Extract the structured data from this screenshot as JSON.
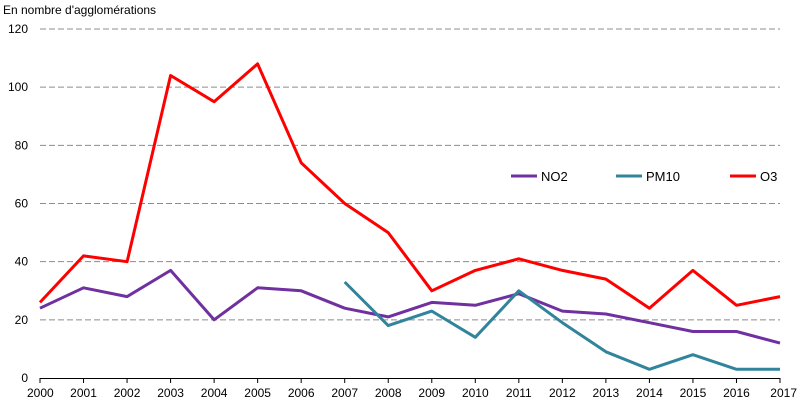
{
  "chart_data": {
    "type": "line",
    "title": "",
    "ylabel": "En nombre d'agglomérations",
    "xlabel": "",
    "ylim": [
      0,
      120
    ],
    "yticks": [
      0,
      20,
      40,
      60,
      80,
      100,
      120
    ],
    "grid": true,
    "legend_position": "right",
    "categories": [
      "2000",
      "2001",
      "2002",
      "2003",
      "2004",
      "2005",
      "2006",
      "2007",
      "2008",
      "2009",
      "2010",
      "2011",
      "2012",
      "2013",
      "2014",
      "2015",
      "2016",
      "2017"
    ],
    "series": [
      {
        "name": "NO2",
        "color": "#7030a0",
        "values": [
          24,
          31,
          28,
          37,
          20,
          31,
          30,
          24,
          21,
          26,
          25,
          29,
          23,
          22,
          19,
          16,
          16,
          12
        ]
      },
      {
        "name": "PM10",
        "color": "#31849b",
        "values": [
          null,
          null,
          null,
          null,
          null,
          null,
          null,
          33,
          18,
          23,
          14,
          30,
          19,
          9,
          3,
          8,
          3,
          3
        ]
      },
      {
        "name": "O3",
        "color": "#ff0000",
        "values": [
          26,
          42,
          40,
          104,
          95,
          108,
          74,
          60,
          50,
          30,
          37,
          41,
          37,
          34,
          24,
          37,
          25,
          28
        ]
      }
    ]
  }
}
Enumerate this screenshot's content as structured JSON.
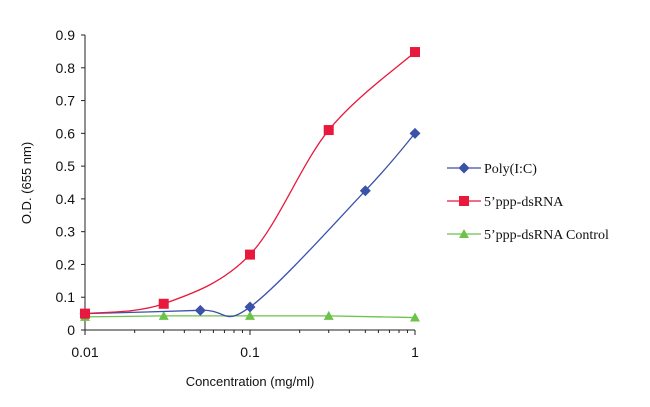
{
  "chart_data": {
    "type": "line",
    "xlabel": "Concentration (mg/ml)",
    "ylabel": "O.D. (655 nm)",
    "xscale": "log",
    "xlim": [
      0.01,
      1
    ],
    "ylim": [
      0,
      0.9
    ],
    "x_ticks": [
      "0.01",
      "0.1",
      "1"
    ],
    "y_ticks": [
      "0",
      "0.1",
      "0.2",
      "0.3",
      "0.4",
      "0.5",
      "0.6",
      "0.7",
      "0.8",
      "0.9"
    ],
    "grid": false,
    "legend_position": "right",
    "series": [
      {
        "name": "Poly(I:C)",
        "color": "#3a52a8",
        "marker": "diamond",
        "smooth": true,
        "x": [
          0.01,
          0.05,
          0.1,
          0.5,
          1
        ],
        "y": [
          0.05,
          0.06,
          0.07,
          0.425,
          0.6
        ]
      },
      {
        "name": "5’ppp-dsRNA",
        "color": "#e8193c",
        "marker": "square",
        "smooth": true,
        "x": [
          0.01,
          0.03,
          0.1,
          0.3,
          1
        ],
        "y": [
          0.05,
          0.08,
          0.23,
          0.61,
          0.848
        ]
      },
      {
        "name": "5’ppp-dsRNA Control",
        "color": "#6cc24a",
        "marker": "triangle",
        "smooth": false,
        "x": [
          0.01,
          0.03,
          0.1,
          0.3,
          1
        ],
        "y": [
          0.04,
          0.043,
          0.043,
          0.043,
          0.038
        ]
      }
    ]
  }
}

= = = = = = =

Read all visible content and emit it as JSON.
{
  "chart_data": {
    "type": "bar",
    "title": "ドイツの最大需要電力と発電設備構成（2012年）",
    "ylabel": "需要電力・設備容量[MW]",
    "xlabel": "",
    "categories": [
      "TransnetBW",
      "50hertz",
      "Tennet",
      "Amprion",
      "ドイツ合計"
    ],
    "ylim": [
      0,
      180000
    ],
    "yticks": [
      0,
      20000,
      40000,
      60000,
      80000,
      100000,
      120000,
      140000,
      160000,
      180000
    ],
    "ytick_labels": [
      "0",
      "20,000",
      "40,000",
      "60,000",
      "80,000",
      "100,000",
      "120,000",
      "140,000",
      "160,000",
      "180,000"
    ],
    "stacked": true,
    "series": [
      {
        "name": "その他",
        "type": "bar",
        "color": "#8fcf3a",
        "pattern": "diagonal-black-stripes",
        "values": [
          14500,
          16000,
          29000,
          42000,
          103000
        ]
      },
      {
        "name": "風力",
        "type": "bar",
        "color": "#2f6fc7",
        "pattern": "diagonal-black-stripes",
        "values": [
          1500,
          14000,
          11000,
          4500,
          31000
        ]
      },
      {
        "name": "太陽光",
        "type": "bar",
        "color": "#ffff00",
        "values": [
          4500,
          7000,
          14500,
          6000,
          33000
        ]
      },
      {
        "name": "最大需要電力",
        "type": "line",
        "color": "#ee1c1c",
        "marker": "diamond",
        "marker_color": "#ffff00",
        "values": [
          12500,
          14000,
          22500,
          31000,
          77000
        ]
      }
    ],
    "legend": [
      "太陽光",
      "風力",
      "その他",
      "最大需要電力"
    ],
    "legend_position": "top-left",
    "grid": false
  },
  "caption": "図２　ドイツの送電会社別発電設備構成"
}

= = = = = = =

What you will do
Where a line of the entries contains the word "this", copy that line.

Solution
Extract the structured data from this screenshot as JSON.
Enumerate this screenshot's content as structured JSON.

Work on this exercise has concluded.